## Exercise goal
Extract all lines from the data beneath that include the word "postępowania".

## Supplied information
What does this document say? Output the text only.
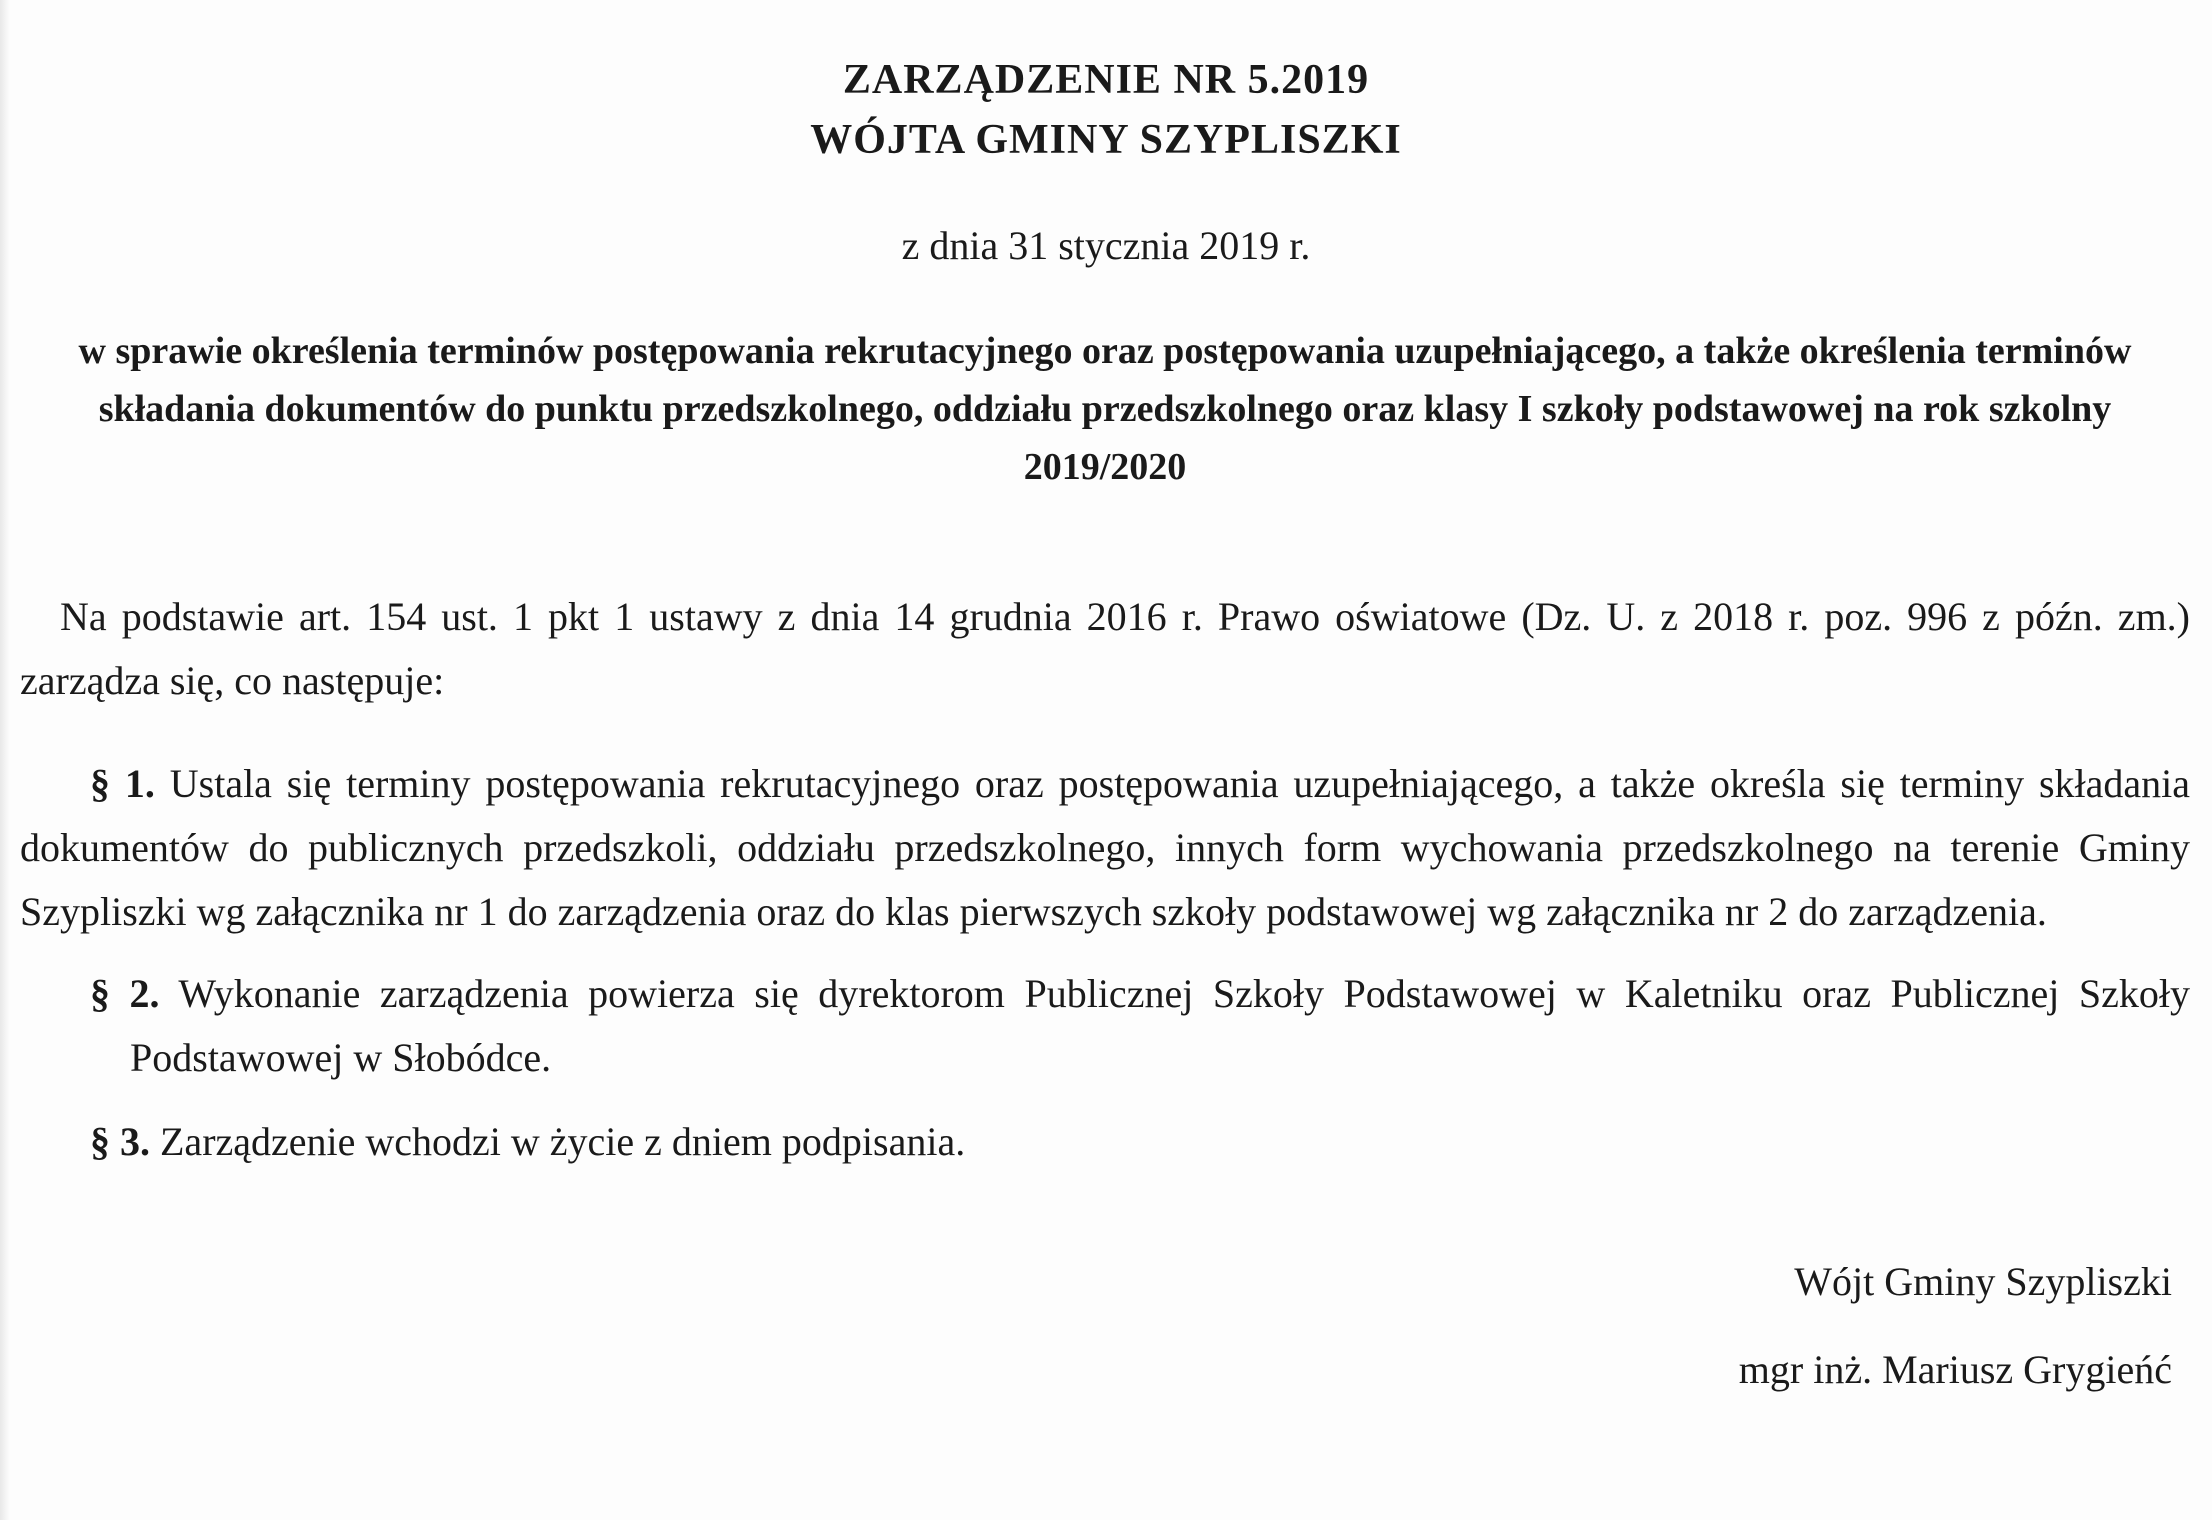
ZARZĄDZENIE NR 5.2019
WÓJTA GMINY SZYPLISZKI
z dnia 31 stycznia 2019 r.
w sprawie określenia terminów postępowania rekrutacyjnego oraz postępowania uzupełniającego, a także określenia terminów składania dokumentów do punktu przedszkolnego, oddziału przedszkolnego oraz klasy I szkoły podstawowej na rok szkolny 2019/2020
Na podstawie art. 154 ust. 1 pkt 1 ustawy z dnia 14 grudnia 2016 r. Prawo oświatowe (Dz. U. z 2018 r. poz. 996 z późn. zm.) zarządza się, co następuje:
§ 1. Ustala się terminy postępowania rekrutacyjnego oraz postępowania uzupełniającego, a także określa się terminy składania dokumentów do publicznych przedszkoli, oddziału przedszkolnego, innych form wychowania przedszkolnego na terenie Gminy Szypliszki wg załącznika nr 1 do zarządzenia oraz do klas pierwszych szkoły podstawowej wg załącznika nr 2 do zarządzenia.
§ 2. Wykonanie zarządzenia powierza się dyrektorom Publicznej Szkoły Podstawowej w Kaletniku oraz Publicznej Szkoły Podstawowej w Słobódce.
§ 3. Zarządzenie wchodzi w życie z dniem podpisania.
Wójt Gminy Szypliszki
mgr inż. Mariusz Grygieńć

* * *

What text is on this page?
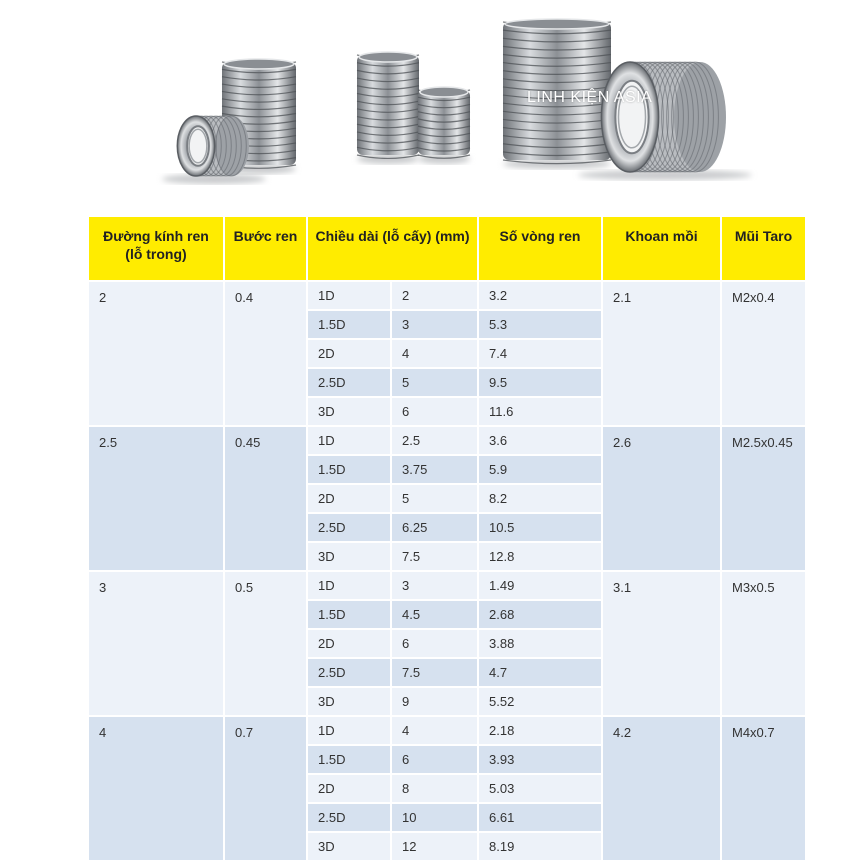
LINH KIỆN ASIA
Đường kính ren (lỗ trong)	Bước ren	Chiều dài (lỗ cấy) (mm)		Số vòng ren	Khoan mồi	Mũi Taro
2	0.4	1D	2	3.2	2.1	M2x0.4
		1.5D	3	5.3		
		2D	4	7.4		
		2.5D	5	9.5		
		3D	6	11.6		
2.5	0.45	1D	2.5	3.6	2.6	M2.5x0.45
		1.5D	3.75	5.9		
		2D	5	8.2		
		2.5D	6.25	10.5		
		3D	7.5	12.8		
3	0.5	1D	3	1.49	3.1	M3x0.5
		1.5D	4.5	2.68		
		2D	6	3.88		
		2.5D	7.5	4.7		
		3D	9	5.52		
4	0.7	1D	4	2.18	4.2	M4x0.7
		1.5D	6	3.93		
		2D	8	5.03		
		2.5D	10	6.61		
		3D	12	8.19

## Solution to the exercise
w sprawie określenia terminów postępowania rekrutacyjnego oraz postępowania uzupełniającego, a także określenia terminów składania dokumentów do punktu przedszkolnego, oddziału przedszkolnego oraz klasy I szkoły podstawowej na rok szkolny 2019/2020
§ 1. Ustala się terminy postępowania rekrutacyjnego oraz postępowania uzupełniającego, a także określa się terminy składania dokumentów do publicznych przedszkoli, oddziału przedszkolnego, innych form wychowania przedszkolnego na terenie Gminy Szypliszki wg załącznika nr 1 do zarządzenia oraz do klas pierwszych szkoły podstawowej wg załącznika nr 2 do zarządzenia.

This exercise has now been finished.